» **TASK TO COMPLETE**
Go through the data below and gather each line containing "应符合国家或部颁的现行技术标准".

Data entries:
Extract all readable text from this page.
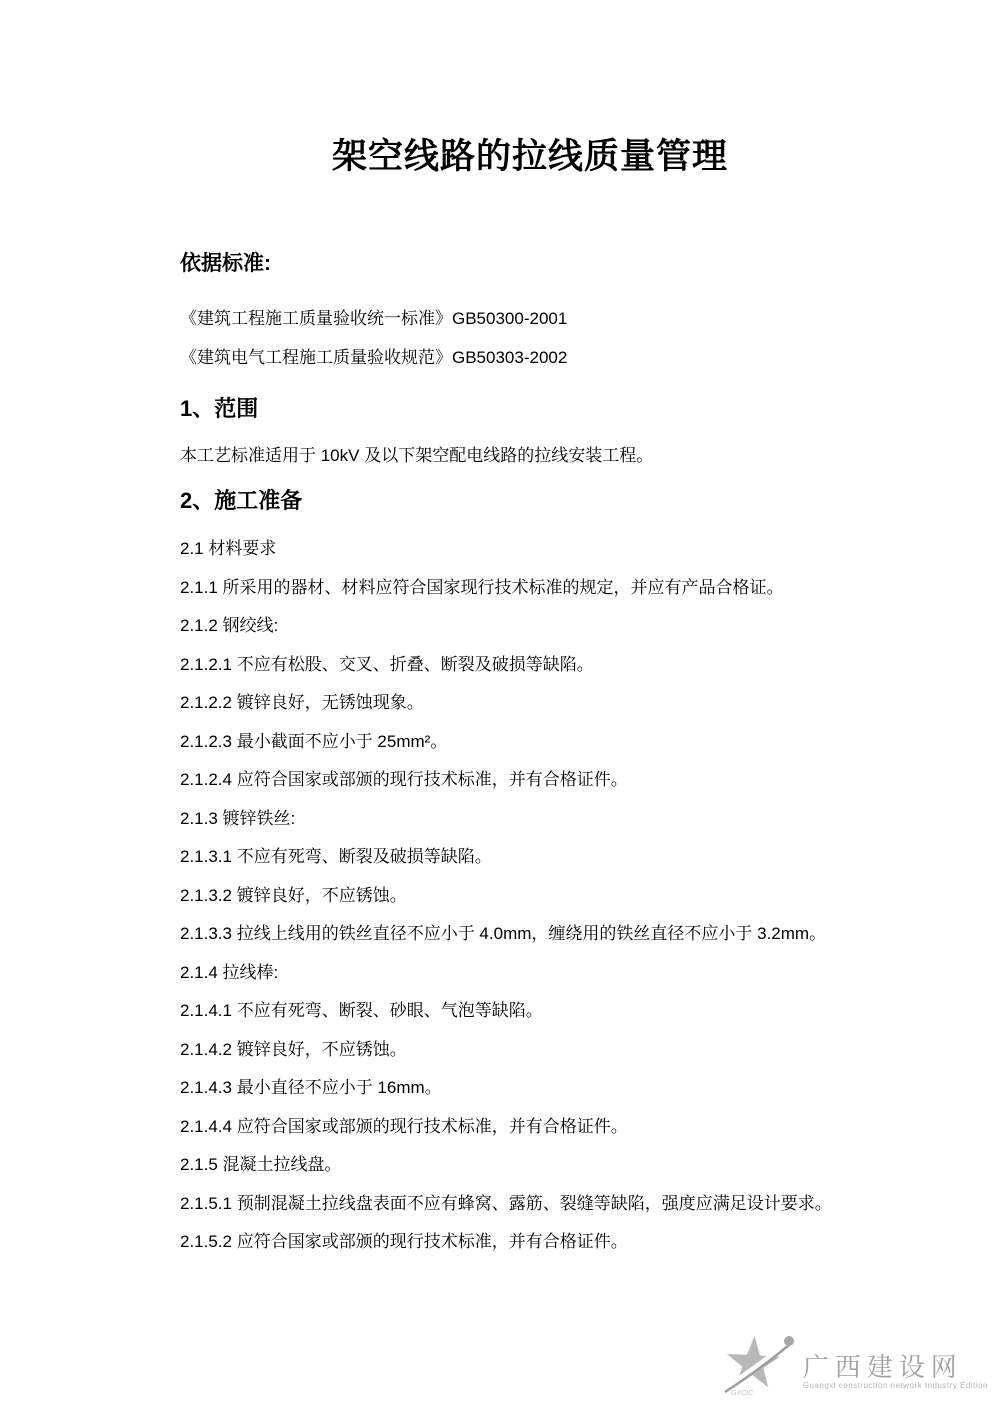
架空线路的拉线质量管理
依据标准:

《建筑工程施工质量验收统一标准》GB50300-2001

《建筑电气工程施工质量验收规范》GB50303-2002

1、范围

本工艺标准适用于 10kV 及以下架空配电线路的拉线安装工程。

2、施工准备

2.1 材料要求

2.1.1 所采用的器材、材料应符合国家现行技术标准的规定，并应有产品合格证。

2.1.2 钢绞线:

2.1.2.1 不应有松股、交叉、折叠、断裂及破损等缺陷。

2.1.2.2 镀锌良好，无锈蚀现象。

2.1.2.3 最小截面不应小于 25mm²。

2.1.2.4 应符合国家或部颁的现行技术标准，并有合格证件。

2.1.3 镀锌铁丝:

2.1.3.1 不应有死弯、断裂及破损等缺陷。

2.1.3.2 镀锌良好，不应锈蚀。

2.1.3.3 拉线上线用的铁丝直径不应小于 4.0mm，缠绕用的铁丝直径不应小于 3.2mm。

2.1.4 拉线棒:

2.1.4.1 不应有死弯、断裂、砂眼、气泡等缺陷。

2.1.4.2 镀锌良好，不应锈蚀。

2.1.4.3 最小直径不应小于 16mm。

2.1.4.4 应符合国家或部颁的现行技术标准，并有合格证件。

2.1.5 混凝土拉线盘。

2.1.5.1 预制混凝土拉线盘表面不应有蜂窝、露筋、裂缝等缺陷，强度应满足设计要求。

2.1.5.2 应符合国家或部颁的现行技术标准，并有合格证件。

GXCIC
广西建设网
Guangxi construction network Industry Edition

» **FINISHED TASK**
2.1.2.4 应符合国家或部颁的现行技术标准，并有合格证件。
2.1.4.4 应符合国家或部颁的现行技术标准，并有合格证件。
2.1.5.2 应符合国家或部颁的现行技术标准，并有合格证件。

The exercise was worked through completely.